■ **Written problem**
Extract the entries in their exact form.

Part of a data file:
»»
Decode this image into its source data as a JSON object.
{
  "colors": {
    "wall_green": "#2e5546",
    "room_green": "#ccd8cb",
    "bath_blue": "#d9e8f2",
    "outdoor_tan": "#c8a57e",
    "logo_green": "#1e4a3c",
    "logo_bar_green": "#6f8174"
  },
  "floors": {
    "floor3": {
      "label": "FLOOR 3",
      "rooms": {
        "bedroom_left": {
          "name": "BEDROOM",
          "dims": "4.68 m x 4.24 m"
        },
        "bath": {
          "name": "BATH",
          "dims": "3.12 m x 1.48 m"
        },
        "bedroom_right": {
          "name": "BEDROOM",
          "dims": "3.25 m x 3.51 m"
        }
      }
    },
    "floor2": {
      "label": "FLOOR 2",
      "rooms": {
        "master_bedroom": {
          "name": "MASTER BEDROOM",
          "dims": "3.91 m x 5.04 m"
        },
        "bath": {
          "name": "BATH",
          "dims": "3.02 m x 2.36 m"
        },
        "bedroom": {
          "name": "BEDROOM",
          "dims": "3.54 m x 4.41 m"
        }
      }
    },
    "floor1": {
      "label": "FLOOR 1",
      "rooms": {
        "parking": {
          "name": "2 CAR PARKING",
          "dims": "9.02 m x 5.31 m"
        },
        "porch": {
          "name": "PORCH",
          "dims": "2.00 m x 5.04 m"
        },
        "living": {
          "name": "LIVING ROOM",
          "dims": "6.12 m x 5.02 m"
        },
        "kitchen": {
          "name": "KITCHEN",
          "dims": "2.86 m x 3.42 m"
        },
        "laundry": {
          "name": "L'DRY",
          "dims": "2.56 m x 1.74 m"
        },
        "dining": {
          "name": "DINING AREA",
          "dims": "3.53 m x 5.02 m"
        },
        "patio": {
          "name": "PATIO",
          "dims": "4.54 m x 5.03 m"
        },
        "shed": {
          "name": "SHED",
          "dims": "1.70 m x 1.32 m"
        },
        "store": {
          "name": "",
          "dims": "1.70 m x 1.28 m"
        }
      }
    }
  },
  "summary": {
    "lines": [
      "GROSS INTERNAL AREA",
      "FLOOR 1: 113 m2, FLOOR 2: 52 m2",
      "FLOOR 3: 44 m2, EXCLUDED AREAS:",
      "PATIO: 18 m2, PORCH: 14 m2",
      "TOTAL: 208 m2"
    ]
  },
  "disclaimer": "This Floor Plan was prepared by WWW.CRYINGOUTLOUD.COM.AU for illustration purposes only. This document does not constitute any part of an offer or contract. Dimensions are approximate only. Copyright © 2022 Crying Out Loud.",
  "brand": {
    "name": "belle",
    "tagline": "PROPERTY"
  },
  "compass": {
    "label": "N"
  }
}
««
■ **Exercise output**
Decode this image into its source data as a JSON object.
{
  "colors": {
    "wall_green": "#2e5546",
    "room_green": "#ccd8cb",
    "bath_blue": "#d9e8f2",
    "outdoor_tan": "#c8a57e",
    "logo_green": "#1e4a3c",
    "logo_bar_green": "#6f8174"
  },
  "floors": {
    "floor3": {
      "label": "FLOOR 3",
      "rooms": {
        "bedroom_left": {
          "name": "BEDROOM",
          "dims": "4.68 m x 4.24 m"
        },
        "bath": {
          "name": "BATH",
          "dims": "3.12 m x 1.48 m"
        },
        "bedroom_right": {
          "name": "BEDROOM",
          "dims": "3.25 m x 3.51 m"
        }
      }
    },
    "floor2": {
      "label": "FLOOR 2",
      "rooms": {
        "master_bedroom": {
          "name": "MASTER BEDROOM",
          "dims": "3.91 m x 5.04 m"
        },
        "bath": {
          "name": "BATH",
          "dims": "3.02 m x 2.36 m"
        },
        "bedroom": {
          "name": "BEDROOM",
          "dims": "3.54 m x 4.41 m"
        }
      }
    },
    "floor1": {
      "label": "FLOOR 1",
      "rooms": {
        "parking": {
          "name": "2 CAR PARKING",
          "dims": "9.02 m x 5.31 m"
        },
        "porch": {
          "name": "PORCH",
          "dims": "2.00 m x 5.04 m"
        },
        "living": {
          "name": "LIVING ROOM",
          "dims": "6.12 m x 5.02 m"
        },
        "kitchen": {
          "name": "KITCHEN",
          "dims": "2.86 m x 3.42 m"
        },
        "laundry": {
          "name": "L'DRY",
          "dims": "2.56 m x 1.74 m"
        },
        "dining": {
          "name": "DINING AREA",
          "dims": "3.53 m x 5.02 m"
        },
        "patio": {
          "name": "PATIO",
          "dims": "4.54 m x 5.03 m"
        },
        "shed": {
          "name": "SHED",
          "dims": "1.70 m x 1.32 m"
        },
        "store": {
          "name": "",
          "dims": "1.70 m x 1.28 m"
        }
      }
    }
  },
  "summary": {
    "lines": [
      "GROSS INTERNAL AREA",
      "FLOOR 1: 113 m2, FLOOR 2: 52 m2",
      "FLOOR 3: 44 m2, EXCLUDED AREAS:",
      "PATIO: 18 m2, PORCH: 14 m2",
      "TOTAL: 208 m2"
    ]
  },
  "disclaimer": "This Floor Plan was prepared by WWW.CRYINGOUTLOUD.COM.AU for illustration purposes only. This document does not constitute any part of an offer or contract. Dimensions are approximate only. Copyright © 2022 Crying Out Loud.",
  "brand": {
    "name": "belle",
    "tagline": "PROPERTY"
  },
  "compass": {
    "label": "N"
  }
}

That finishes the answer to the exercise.